(MATERIALS PROVIDED)
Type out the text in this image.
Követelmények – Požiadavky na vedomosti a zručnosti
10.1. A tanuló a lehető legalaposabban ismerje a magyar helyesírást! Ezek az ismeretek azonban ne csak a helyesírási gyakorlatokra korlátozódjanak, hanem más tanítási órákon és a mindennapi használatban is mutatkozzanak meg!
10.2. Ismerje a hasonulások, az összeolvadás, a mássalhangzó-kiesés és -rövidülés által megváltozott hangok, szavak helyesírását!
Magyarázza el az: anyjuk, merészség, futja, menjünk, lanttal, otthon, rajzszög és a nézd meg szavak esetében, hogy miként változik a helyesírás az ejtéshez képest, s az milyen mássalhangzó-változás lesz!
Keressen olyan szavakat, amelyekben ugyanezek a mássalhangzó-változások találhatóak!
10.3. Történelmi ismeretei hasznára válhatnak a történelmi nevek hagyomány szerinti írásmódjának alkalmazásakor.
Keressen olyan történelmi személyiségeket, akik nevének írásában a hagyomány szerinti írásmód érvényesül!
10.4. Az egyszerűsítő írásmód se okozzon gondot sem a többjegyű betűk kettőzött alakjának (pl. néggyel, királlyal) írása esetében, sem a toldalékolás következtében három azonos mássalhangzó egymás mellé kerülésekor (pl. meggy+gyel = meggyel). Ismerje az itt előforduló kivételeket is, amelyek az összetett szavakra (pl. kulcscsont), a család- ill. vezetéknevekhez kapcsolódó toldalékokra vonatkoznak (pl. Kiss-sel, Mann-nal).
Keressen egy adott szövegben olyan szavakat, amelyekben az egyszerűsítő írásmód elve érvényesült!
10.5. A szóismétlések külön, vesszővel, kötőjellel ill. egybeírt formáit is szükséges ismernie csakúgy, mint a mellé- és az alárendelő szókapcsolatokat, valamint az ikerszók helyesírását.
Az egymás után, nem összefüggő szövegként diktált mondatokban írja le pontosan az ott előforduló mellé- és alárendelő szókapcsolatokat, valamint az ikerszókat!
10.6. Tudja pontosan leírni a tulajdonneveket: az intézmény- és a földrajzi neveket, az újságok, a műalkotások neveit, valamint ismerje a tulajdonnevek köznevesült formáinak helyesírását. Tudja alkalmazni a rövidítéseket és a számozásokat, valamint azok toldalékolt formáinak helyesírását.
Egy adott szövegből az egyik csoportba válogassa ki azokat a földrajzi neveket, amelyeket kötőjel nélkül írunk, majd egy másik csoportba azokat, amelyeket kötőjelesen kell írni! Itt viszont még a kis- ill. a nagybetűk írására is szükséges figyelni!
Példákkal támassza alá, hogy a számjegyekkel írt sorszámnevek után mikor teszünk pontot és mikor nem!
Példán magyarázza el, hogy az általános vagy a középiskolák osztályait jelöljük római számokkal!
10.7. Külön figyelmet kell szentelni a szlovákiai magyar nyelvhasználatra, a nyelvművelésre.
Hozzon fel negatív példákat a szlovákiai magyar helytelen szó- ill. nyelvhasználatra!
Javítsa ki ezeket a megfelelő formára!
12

(SET PROBLEM)
From the material above, copy each line that includes the word "után".

(CORRECT OUTPUT)
Az egymás után, nem összefüggő szövegként diktált mondatokban írja le pontosan az ott előforduló mellé- és alárendelő szókapcsolatokat, valamint az ikerszókat!
Példákkal támassza alá, hogy a számjegyekkel írt sorszámnevek után mikor teszünk pontot és mikor nem!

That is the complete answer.